• DIRECTIONS FOR THIS TASK: Copy exactly the lines from the one containing "Decode this image" through the last line of the records below, including both, and leave out any pictures.

BEGIN RECORDS SHOWN

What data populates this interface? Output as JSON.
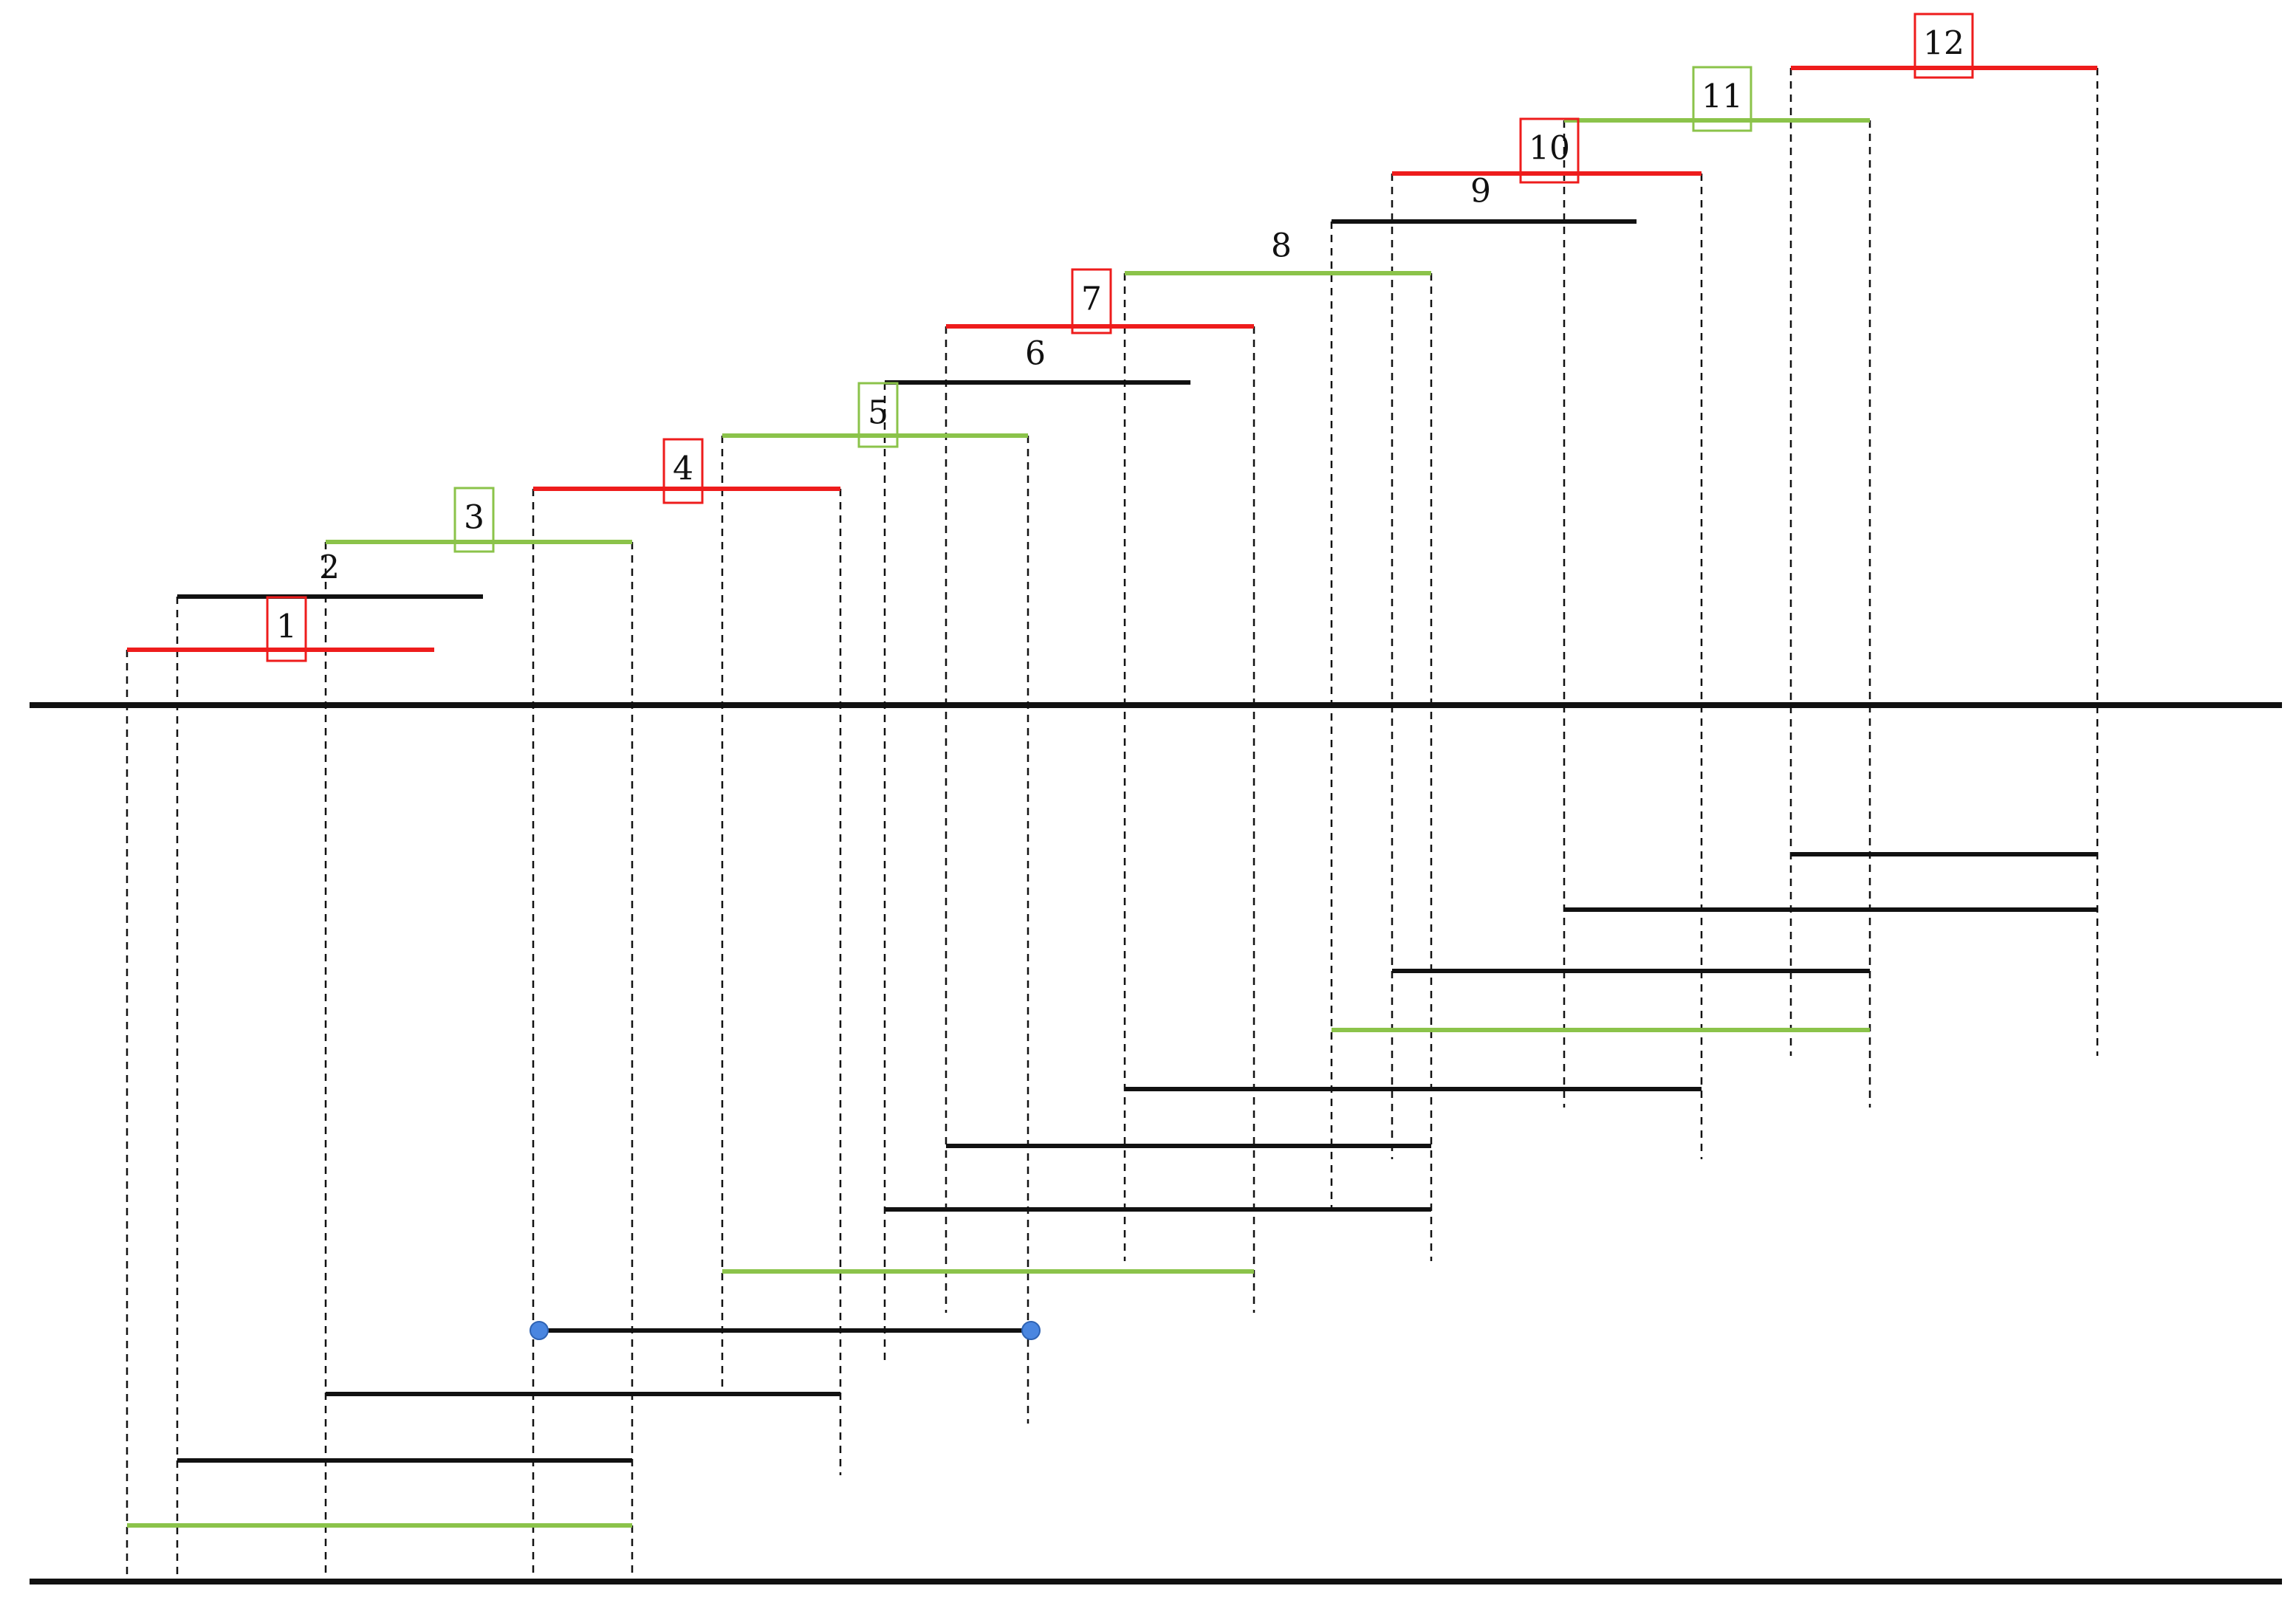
{
  "diagram": {
    "type": "interval-layout",
    "colors": {
      "red": "#ee1c1c",
      "green": "#8bc34a",
      "black": "#111111",
      "endpoint": "#4a86e0"
    },
    "upper_segments": [
      {
        "label": "1",
        "color": "red",
        "boxed": true
      },
      {
        "label": "2",
        "color": "black",
        "boxed": false
      },
      {
        "label": "3",
        "color": "green",
        "boxed": true
      },
      {
        "label": "4",
        "color": "red",
        "boxed": true
      },
      {
        "label": "5",
        "color": "green",
        "boxed": true
      },
      {
        "label": "6",
        "color": "black",
        "boxed": false
      },
      {
        "label": "7",
        "color": "red",
        "boxed": true
      },
      {
        "label": "8",
        "color": "green",
        "boxed": false
      },
      {
        "label": "9",
        "color": "black",
        "boxed": false
      },
      {
        "label": "10",
        "color": "red",
        "boxed": true
      },
      {
        "label": "11",
        "color": "green",
        "boxed": true
      },
      {
        "label": "12",
        "color": "red",
        "boxed": true
      }
    ],
    "lower_segments": [
      {
        "color": "green",
        "has_endpoints": false
      },
      {
        "color": "black",
        "has_endpoints": false
      },
      {
        "color": "black",
        "has_endpoints": false
      },
      {
        "color": "black",
        "has_endpoints": true
      },
      {
        "color": "green",
        "has_endpoints": false
      },
      {
        "color": "black",
        "has_endpoints": false
      },
      {
        "color": "black",
        "has_endpoints": false
      },
      {
        "color": "black",
        "has_endpoints": false
      },
      {
        "color": "green",
        "has_endpoints": false
      },
      {
        "color": "black",
        "has_endpoints": false
      },
      {
        "color": "black",
        "has_endpoints": false
      },
      {
        "color": "black",
        "has_endpoints": false
      }
    ]
  }
}
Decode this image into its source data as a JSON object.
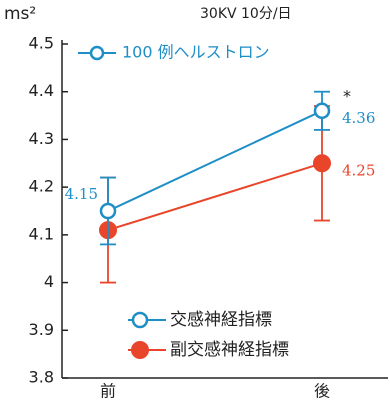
{
  "chart_data": {
    "type": "line",
    "unit_label": "ms²",
    "subtitle": "30KV 10分/日",
    "legend_title": "100 例ヘルストロン",
    "annotation": "*",
    "categories": [
      "前",
      "後"
    ],
    "series": [
      {
        "name": "交感神経指標",
        "color": "#1e8ec6",
        "marker": "open",
        "values": [
          4.15,
          4.36
        ],
        "errors": [
          0.07,
          0.04
        ],
        "value_labels": [
          "4.15",
          "4.36"
        ]
      },
      {
        "name": "副交感神経指標",
        "color": "#e8452a",
        "marker": "filled",
        "values": [
          4.11,
          4.25
        ],
        "errors": [
          0.11,
          0.12
        ],
        "value_labels": [
          null,
          "4.25"
        ]
      }
    ],
    "ylim": [
      3.8,
      4.5
    ],
    "yticks": [
      3.8,
      3.9,
      4,
      4.1,
      4.2,
      4.3,
      4.4,
      4.5
    ]
  }
}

END RECORDS SHOWN

• PROBLEM SOLUTION:
Decode this image into its source data as a JSON object.
{
  "chart_data": {
    "type": "line",
    "unit_label": "ms²",
    "subtitle": "30KV 10分/日",
    "legend_title": "100 例ヘルストロン",
    "annotation": "*",
    "categories": [
      "前",
      "後"
    ],
    "series": [
      {
        "name": "交感神経指標",
        "color": "#1e8ec6",
        "marker": "open",
        "values": [
          4.15,
          4.36
        ],
        "errors": [
          0.07,
          0.04
        ],
        "value_labels": [
          "4.15",
          "4.36"
        ]
      },
      {
        "name": "副交感神経指標",
        "color": "#e8452a",
        "marker": "filled",
        "values": [
          4.11,
          4.25
        ],
        "errors": [
          0.11,
          0.12
        ],
        "value_labels": [
          null,
          "4.25"
        ]
      }
    ],
    "ylim": [
      3.8,
      4.5
    ],
    "yticks": [
      3.8,
      3.9,
      4,
      4.1,
      4.2,
      4.3,
      4.4,
      4.5
    ]
  }
}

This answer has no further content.